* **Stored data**
::::::
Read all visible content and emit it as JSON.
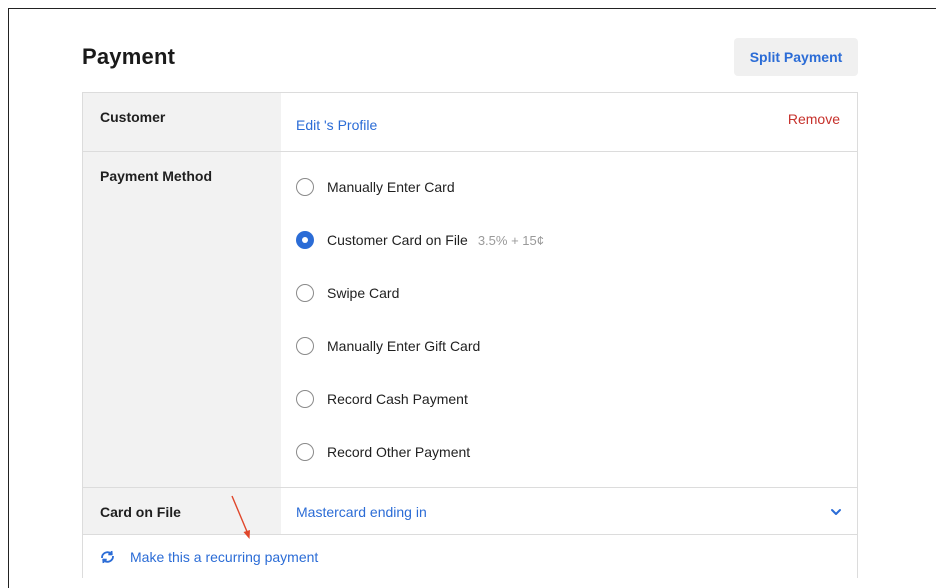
{
  "page": {
    "title": "Payment"
  },
  "toolbar": {
    "split_payment_label": "Split Payment"
  },
  "customer": {
    "label": "Customer",
    "edit_link": "Edit 's Profile",
    "remove_link": "Remove"
  },
  "payment_method": {
    "label": "Payment Method",
    "options": [
      {
        "label": "Manually Enter Card",
        "selected": false,
        "fee": ""
      },
      {
        "label": "Customer Card on File",
        "selected": true,
        "fee": "3.5% + 15¢"
      },
      {
        "label": "Swipe Card",
        "selected": false,
        "fee": ""
      },
      {
        "label": "Manually Enter Gift Card",
        "selected": false,
        "fee": ""
      },
      {
        "label": "Record Cash Payment",
        "selected": false,
        "fee": ""
      },
      {
        "label": "Record Other Payment",
        "selected": false,
        "fee": ""
      }
    ]
  },
  "card_on_file": {
    "label": "Card on File",
    "selected_value": "Mastercard ending in"
  },
  "recurring": {
    "label": "Make this a recurring payment"
  },
  "colors": {
    "accent": "#2b6cd6",
    "danger": "#c6312b",
    "annotation": "#e0462a"
  },
  "icons": {
    "recurring": "refresh-icon",
    "dropdown": "chevron-down-icon",
    "annotation": "arrow-annotation-icon"
  }
}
::::::
* **TASK PROMPT**
Take the listing above and print it exactly, apart from the pictures.

* **RESPONSE FOR THIS EXERCISE**
Read all visible content and emit it as JSON.
{
  "page": {
    "title": "Payment"
  },
  "toolbar": {
    "split_payment_label": "Split Payment"
  },
  "customer": {
    "label": "Customer",
    "edit_link": "Edit 's Profile",
    "remove_link": "Remove"
  },
  "payment_method": {
    "label": "Payment Method",
    "options": [
      {
        "label": "Manually Enter Card",
        "selected": false,
        "fee": ""
      },
      {
        "label": "Customer Card on File",
        "selected": true,
        "fee": "3.5% + 15¢"
      },
      {
        "label": "Swipe Card",
        "selected": false,
        "fee": ""
      },
      {
        "label": "Manually Enter Gift Card",
        "selected": false,
        "fee": ""
      },
      {
        "label": "Record Cash Payment",
        "selected": false,
        "fee": ""
      },
      {
        "label": "Record Other Payment",
        "selected": false,
        "fee": ""
      }
    ]
  },
  "card_on_file": {
    "label": "Card on File",
    "selected_value": "Mastercard ending in"
  },
  "recurring": {
    "label": "Make this a recurring payment"
  },
  "colors": {
    "accent": "#2b6cd6",
    "danger": "#c6312b",
    "annotation": "#e0462a"
  },
  "icons": {
    "recurring": "refresh-icon",
    "dropdown": "chevron-down-icon",
    "annotation": "arrow-annotation-icon"
  }
}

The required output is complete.